**Records provided**
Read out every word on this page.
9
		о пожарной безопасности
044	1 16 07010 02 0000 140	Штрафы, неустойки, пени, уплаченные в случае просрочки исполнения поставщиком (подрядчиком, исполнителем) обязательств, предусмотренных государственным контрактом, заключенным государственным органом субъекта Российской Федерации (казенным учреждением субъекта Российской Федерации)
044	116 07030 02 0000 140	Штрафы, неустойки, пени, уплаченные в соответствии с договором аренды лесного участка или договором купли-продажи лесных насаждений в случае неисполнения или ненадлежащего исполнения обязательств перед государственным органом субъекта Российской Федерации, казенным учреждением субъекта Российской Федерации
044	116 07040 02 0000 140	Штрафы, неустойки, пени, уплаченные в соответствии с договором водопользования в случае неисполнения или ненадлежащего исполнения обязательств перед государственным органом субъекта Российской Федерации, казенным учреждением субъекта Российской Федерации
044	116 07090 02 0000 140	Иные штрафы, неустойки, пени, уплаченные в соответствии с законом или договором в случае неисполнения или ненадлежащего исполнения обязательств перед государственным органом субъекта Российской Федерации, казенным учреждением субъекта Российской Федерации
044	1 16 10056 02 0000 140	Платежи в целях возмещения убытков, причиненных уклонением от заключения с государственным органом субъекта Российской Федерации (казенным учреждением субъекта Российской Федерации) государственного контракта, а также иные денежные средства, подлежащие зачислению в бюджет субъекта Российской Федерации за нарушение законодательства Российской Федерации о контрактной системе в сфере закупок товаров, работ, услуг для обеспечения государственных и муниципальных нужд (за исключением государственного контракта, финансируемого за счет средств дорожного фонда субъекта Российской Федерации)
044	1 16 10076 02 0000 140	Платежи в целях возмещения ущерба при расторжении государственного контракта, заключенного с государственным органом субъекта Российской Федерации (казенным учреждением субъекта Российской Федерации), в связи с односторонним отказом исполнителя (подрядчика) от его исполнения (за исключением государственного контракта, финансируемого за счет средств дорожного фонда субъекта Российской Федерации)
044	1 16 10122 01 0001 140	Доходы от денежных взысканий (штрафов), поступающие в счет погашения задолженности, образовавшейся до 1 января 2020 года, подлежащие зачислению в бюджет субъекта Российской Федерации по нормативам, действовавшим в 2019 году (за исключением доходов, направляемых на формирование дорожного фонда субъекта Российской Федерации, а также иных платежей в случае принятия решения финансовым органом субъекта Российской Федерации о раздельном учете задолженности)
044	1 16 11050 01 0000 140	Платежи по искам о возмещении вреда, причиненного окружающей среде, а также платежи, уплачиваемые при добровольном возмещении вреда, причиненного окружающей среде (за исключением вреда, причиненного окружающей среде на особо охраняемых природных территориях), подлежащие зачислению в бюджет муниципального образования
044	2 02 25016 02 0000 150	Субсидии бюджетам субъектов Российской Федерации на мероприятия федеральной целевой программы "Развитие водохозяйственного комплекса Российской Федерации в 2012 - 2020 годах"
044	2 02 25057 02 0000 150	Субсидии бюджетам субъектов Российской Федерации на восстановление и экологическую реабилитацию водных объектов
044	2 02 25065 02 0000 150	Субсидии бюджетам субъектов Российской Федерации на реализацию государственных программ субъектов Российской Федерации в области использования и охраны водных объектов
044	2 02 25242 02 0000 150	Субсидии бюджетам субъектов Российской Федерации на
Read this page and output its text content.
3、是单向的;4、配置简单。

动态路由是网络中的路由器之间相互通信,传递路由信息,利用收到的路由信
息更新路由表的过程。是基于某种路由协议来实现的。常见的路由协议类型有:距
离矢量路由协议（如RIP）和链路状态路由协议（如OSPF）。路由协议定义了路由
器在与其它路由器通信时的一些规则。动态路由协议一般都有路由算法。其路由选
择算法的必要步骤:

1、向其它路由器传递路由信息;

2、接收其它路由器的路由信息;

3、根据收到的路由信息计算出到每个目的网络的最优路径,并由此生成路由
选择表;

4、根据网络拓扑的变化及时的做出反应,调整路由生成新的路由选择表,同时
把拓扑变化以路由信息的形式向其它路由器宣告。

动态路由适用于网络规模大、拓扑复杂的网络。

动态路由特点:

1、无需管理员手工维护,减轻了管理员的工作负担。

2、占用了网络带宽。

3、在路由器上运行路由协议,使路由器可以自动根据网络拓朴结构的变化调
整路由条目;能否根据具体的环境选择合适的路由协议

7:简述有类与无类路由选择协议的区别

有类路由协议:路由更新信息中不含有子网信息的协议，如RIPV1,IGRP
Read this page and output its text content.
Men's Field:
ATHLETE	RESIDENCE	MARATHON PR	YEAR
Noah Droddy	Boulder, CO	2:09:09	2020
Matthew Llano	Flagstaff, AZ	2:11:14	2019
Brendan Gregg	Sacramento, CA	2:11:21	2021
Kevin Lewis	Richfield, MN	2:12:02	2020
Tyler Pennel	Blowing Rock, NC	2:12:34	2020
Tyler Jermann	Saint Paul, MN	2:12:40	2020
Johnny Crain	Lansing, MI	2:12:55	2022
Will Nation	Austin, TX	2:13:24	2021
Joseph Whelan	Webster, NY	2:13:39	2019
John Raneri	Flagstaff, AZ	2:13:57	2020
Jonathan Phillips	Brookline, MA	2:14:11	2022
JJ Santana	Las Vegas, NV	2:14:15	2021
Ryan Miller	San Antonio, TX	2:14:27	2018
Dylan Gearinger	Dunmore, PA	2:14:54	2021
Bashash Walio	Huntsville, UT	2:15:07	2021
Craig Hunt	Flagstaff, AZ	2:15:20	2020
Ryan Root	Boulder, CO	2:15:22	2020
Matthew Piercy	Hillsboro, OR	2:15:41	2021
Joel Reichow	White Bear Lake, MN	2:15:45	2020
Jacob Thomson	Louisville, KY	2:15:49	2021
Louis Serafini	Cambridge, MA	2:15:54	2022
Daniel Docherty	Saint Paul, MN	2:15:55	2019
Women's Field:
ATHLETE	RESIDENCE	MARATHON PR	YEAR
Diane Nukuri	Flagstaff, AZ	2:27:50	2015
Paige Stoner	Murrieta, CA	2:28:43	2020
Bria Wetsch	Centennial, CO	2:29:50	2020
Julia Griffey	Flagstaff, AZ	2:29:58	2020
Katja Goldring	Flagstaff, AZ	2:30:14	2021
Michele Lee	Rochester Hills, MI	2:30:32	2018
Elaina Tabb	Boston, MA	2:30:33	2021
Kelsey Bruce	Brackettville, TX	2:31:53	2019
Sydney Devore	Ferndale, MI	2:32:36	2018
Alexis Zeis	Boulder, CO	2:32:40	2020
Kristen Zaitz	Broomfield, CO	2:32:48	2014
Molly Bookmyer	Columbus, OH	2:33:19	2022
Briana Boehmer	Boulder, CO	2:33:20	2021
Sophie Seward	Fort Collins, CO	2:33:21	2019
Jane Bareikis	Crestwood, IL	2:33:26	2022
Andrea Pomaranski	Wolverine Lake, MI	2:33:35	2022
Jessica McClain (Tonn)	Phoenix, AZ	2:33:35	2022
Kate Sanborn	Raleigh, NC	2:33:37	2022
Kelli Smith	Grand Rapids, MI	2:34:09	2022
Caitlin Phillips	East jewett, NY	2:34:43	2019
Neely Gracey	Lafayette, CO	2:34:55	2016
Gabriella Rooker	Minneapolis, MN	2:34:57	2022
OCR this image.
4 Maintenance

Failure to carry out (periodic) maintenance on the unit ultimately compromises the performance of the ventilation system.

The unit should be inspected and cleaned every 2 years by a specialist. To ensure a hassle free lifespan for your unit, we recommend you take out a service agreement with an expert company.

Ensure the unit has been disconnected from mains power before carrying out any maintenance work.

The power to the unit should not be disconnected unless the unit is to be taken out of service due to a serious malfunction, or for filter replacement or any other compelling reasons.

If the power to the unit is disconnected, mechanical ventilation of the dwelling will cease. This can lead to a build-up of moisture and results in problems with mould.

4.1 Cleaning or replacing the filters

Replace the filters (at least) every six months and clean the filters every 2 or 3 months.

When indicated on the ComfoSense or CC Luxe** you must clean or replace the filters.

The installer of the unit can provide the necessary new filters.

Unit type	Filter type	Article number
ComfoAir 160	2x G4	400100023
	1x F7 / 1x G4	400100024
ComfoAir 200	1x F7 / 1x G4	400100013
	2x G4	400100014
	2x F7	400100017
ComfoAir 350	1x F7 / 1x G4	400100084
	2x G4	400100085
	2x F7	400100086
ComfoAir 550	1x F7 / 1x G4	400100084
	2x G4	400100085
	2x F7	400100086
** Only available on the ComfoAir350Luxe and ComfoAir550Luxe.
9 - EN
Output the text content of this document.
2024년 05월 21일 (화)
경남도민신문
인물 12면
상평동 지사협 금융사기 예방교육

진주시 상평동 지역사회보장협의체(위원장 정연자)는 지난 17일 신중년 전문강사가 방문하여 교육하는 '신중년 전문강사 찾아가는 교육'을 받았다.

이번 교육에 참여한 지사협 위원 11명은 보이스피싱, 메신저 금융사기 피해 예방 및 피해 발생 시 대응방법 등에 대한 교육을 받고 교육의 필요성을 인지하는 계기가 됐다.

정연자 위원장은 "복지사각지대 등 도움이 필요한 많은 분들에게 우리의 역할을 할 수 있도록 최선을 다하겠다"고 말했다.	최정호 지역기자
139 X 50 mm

**Task instructions**
Search the listing above for the string "service". Copy every line that contains it.

**Output**
The unit should be inspected and cleaned every 2 years by a specialist. To ensure a hassle free lifespan for your unit, we recommend you take out a service agreement with an expert company.
The power to the unit should not be disconnected unless the unit is to be taken out of service due to a serious malfunction, or for filter replacement or any other compelling reasons.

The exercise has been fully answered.